What is needed: Locate all lines with the word "text" and copy them out.

★ ★ ★

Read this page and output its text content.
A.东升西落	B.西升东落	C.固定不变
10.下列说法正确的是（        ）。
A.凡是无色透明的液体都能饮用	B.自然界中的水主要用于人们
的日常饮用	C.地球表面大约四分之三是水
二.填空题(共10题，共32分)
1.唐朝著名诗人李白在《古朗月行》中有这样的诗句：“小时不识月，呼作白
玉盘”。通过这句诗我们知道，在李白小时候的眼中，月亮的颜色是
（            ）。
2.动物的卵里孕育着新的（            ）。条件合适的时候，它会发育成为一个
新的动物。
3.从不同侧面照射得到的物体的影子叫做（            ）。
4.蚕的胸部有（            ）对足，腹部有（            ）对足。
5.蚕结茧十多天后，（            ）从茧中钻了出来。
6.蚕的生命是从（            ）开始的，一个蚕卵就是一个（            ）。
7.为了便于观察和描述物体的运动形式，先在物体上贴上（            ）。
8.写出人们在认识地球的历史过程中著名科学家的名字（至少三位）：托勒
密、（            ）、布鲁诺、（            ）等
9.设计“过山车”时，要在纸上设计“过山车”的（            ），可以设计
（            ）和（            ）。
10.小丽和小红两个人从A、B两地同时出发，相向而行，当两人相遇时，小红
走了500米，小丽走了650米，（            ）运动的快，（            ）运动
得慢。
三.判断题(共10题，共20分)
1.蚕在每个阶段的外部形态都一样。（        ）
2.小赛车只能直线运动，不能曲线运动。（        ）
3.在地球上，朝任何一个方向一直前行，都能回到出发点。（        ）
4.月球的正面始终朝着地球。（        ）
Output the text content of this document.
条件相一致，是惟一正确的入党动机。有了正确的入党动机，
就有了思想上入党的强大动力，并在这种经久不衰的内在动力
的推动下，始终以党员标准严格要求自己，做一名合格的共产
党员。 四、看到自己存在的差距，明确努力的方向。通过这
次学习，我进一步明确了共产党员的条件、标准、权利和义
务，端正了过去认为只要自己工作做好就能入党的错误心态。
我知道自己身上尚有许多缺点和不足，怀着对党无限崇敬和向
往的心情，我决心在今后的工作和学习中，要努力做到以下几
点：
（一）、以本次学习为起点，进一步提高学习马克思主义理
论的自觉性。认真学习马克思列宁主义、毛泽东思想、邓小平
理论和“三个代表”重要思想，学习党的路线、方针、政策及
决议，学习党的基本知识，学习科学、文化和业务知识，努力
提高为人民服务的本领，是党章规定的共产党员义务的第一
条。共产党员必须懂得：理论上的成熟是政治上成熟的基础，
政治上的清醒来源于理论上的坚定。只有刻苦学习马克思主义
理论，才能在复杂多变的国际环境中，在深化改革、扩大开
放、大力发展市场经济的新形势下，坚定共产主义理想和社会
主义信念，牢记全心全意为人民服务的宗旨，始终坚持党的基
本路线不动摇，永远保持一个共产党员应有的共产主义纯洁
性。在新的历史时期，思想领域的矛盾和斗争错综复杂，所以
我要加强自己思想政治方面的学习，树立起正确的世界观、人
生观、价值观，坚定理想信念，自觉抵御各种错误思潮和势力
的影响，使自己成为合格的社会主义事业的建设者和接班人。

★ ★ ★

Finished answer:
Read this page and output its text content.
Output the text content of this document.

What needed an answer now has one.